_TASK DESCRIPTION_
Set down the full listing exactly as given. Any pictures are to be left out.

Saved entries
—————

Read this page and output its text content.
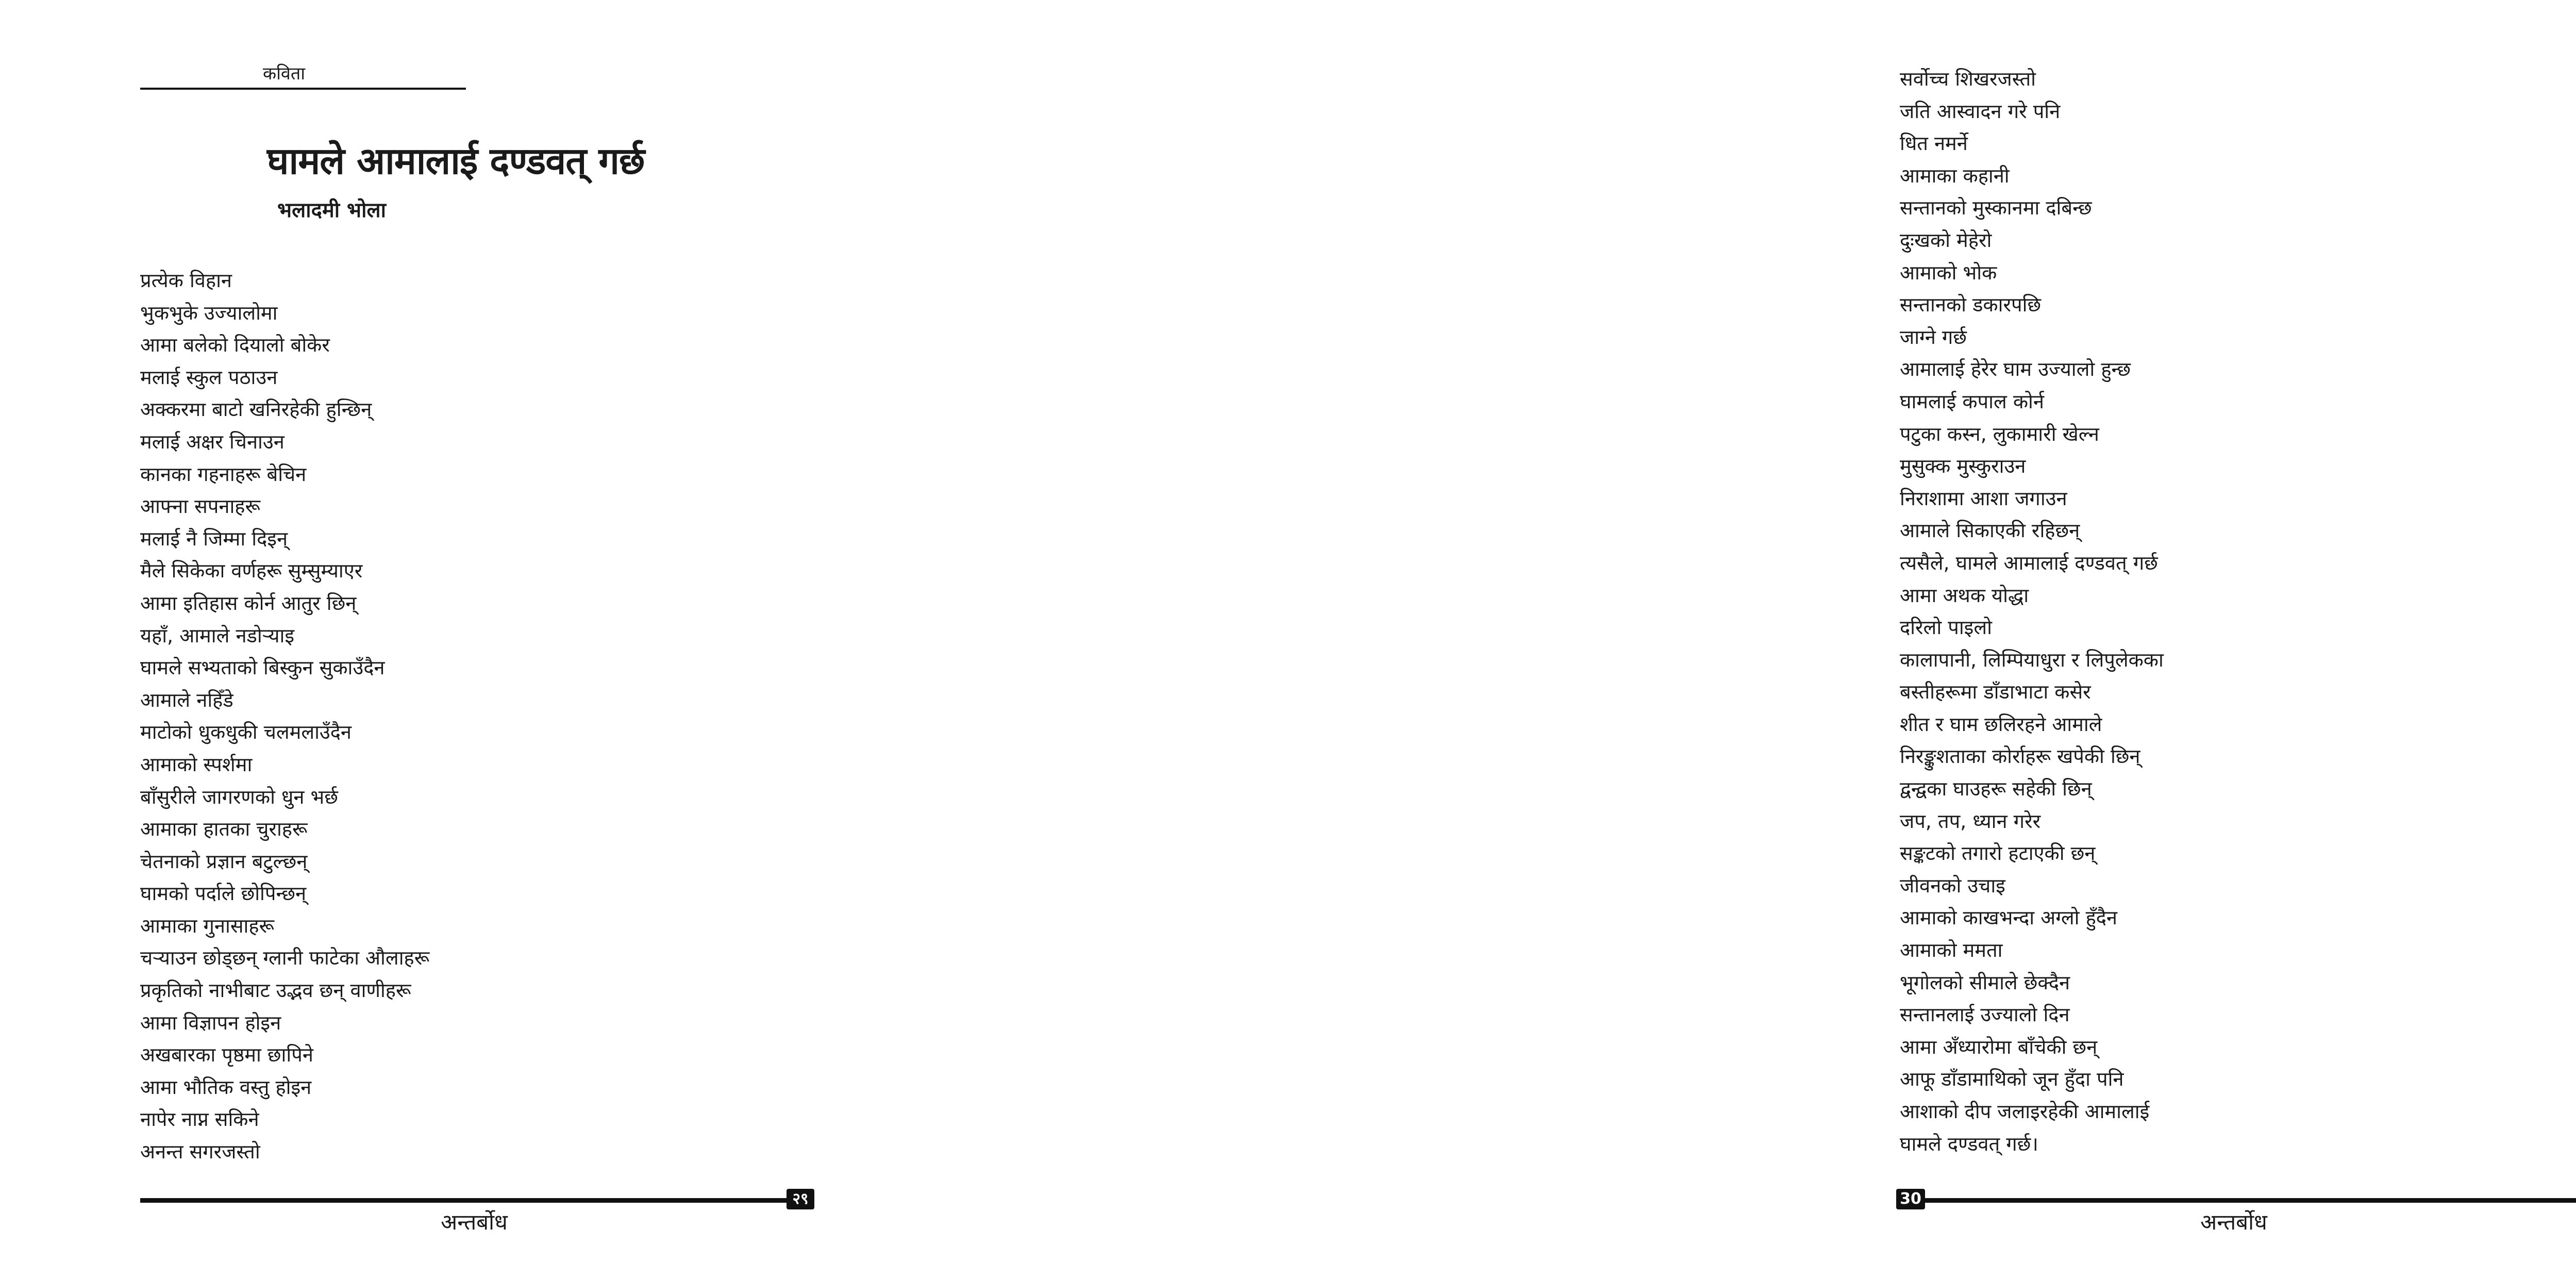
कविता
घामले आमालाई दण्डवत् गर्छ
भलादमी भोला
प्रत्येक विहान
भुकभुके उज्यालोमा
आमा बलेको दियालो बोकेर
मलाई स्कुल पठाउन
अक्करमा बाटो खनिरहेकी हुन्छिन्
मलाई अक्षर चिनाउन
कानका गहनाहरू बेचिन
आफ्ना सपनाहरू
मलाई नै जिम्मा दिइन्
मैले सिकेका वर्णहरू सुम्सुम्याएर
आमा इतिहास कोर्न आतुर छिन्
यहाँ, आमाले नडोऱ्याइ
घामले सभ्यताको बिस्कुन सुकाउँदैन
आमाले नहिँडे
माटोको धुकधुकी चलमलाउँदैन
आमाको स्पर्शमा
बाँसुरीले जागरणको धुन भर्छ
आमाका हातका चुराहरू
चेतनाको प्रज्ञान बटुल्छन्
घामको पर्दाले छोपिन्छन्
आमाका गुनासाहरू
चऱ्याउन छोड्छन् ग्लानी फाटेका औलाहरू
प्रकृतिको नाभीबाट उद्भव छन् वाणीहरू
आमा विज्ञापन होइन
अखबारका पृष्ठमा छापिने
आमा भौतिक वस्तु होइन
नापेर नाप्न सकिने
अनन्त सगरजस्तो
२९
अन्तर्बोध
सर्वोच्च शिखरजस्तो
जति आस्वादन गरे पनि
धित नमर्ने
आमाका कहानी
सन्तानको मुस्कानमा दबिन्छ
दुःखको मेहेरो
आमाको भोक
सन्तानको डकारपछि
जाग्ने गर्छ
आमालाई हेरेर घाम उज्यालो हुन्छ
घामलाई कपाल कोर्न
पटुका कस्न, लुकामारी खेल्न
मुसुक्क मुस्कुराउन
निराशामा आशा जगाउन
आमाले सिकाएकी रहिछन्
त्यसैले, घामले आमालाई दण्डवत् गर्छ
आमा अथक योद्धा
दरिलो पाइलो
कालापानी, लिम्पियाधुरा र लिपुलेकका
बस्तीहरूमा डाँडाभाटा कसेर
शीत र घाम छलिरहने आमाले
निरङ्कुशताका कोर्राहरू खपेकी छिन्
द्वन्द्वका घाउहरू सहेकी छिन्
जप, तप, ध्यान गरेर
सङ्कटको तगारो हटाएकी छन्
जीवनको उचाइ
आमाको काखभन्दा अग्लो हुँदैन
आमाको ममता
भूगोलको सीमाले छेक्दैन
सन्तानलाई उज्यालो दिन
आमा अँध्यारोमा बाँचेकी छन्
आफू डाँडामाथिको जून हुँदा पनि
आशाको दीप जलाइरहेकी आमालाई
घामले दण्डवत् गर्छ।
30
अन्तर्बोध
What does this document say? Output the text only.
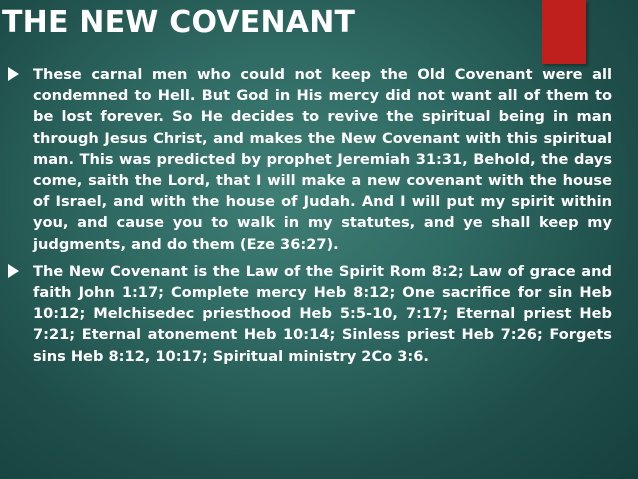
THE NEW COVENANT

These carnal men who could not keep the Old Covenant were all condemned to Hell. But God in His mercy did not want all of them to be lost forever. So He decides to revive the spiritual being in man through Jesus Christ, and makes the New Covenant with this spiritual man. This was predicted by prophet Jeremiah 31:31, Behold, the days come, saith the Lord, that I will make a new covenant with the house of Israel, and with the house of Judah. And I will put my spirit within you, and cause you to walk in my statutes, and ye shall keep my judgments, and do them (Eze 36:27).

The New Covenant is the Law of the Spirit Rom 8:2; Law of grace and faith John 1:17; Complete mercy Heb 8:12; One sacrifice for sin Heb 10:12; Melchisedec priesthood Heb 5:5-10, 7:17; Eternal priest Heb 7:21; Eternal atonement Heb 10:14; Sinless priest Heb 7:26; Forgets sins Heb 8:12, 10:17; Spiritual ministry 2Co 3:6.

—————

_FULL OUTPUT_
Read this page and output its text content.
कविता
घामले आमालाई दण्डवत् गर्छ
भलादमी भोला
प्रत्येक विहान
भुकभुके उज्यालोमा
आमा बलेको दियालो बोकेर
मलाई स्कुल पठाउन
अक्करमा बाटो खनिरहेकी हुन्छिन्
मलाई अक्षर चिनाउन
कानका गहनाहरू बेचिन
आफ्ना सपनाहरू
मलाई नै जिम्मा दिइन्
मैले सिकेका वर्णहरू सुम्सुम्याएर
आमा इतिहास कोर्न आतुर छिन्
यहाँ, आमाले नडोऱ्याइ
घामले सभ्यताको बिस्कुन सुकाउँदैन
आमाले नहिँडे
माटोको धुकधुकी चलमलाउँदैन
आमाको स्पर्शमा
बाँसुरीले जागरणको धुन भर्छ
आमाका हातका चुराहरू
चेतनाको प्रज्ञान बटुल्छन्
घामको पर्दाले छोपिन्छन्
आमाका गुनासाहरू
चऱ्याउन छोड्छन् ग्लानी फाटेका औलाहरू
प्रकृतिको नाभीबाट उद्भव छन् वाणीहरू
आमा विज्ञापन होइन
अखबारका पृष्ठमा छापिने
आमा भौतिक वस्तु होइन
नापेर नाप्न सकिने
अनन्त सगरजस्तो
२९
अन्तर्बोध
सर्वोच्च शिखरजस्तो
जति आस्वादन गरे पनि
धित नमर्ने
आमाका कहानी
सन्तानको मुस्कानमा दबिन्छ
दुःखको मेहेरो
आमाको भोक
सन्तानको डकारपछि
जाग्ने गर्छ
आमालाई हेरेर घाम उज्यालो हुन्छ
घामलाई कपाल कोर्न
पटुका कस्न, लुकामारी खेल्न
मुसुक्क मुस्कुराउन
निराशामा आशा जगाउन
आमाले सिकाएकी रहिछन्
त्यसैले, घामले आमालाई दण्डवत् गर्छ
आमा अथक योद्धा
दरिलो पाइलो
कालापानी, लिम्पियाधुरा र लिपुलेकका
बस्तीहरूमा डाँडाभाटा कसेर
शीत र घाम छलिरहने आमाले
निरङ्कुशताका कोर्राहरू खपेकी छिन्
द्वन्द्वका घाउहरू सहेकी छिन्
जप, तप, ध्यान गरेर
सङ्कटको तगारो हटाएकी छन्
जीवनको उचाइ
आमाको काखभन्दा अग्लो हुँदैन
आमाको ममता
भूगोलको सीमाले छेक्दैन
सन्तानलाई उज्यालो दिन
आमा अँध्यारोमा बाँचेकी छन्
आफू डाँडामाथिको जून हुँदा पनि
आशाको दीप जलाइरहेकी आमालाई
घामले दण्डवत् गर्छ।
30
अन्तर्बोध
What does this document say? Output the text only.
THE NEW COVENANT

These carnal men who could not keep the Old Covenant were all condemned to Hell. But God in His mercy did not want all of them to be lost forever. So He decides to revive the spiritual being in man through Jesus Christ, and makes the New Covenant with this spiritual man. This was predicted by prophet Jeremiah 31:31, Behold, the days come, saith the Lord, that I will make a new covenant with the house of Israel, and with the house of Judah. And I will put my spirit within you, and cause you to walk in my statutes, and ye shall keep my judgments, and do them (Eze 36:27).

The New Covenant is the Law of the Spirit Rom 8:2; Law of grace and faith John 1:17; Complete mercy Heb 8:12; One sacrifice for sin Heb 10:12; Melchisedec priesthood Heb 5:5-10, 7:17; Eternal priest Heb 7:21; Eternal atonement Heb 10:14; Sinless priest Heb 7:26; Forgets sins Heb 8:12, 10:17; Spiritual ministry 2Co 3:6.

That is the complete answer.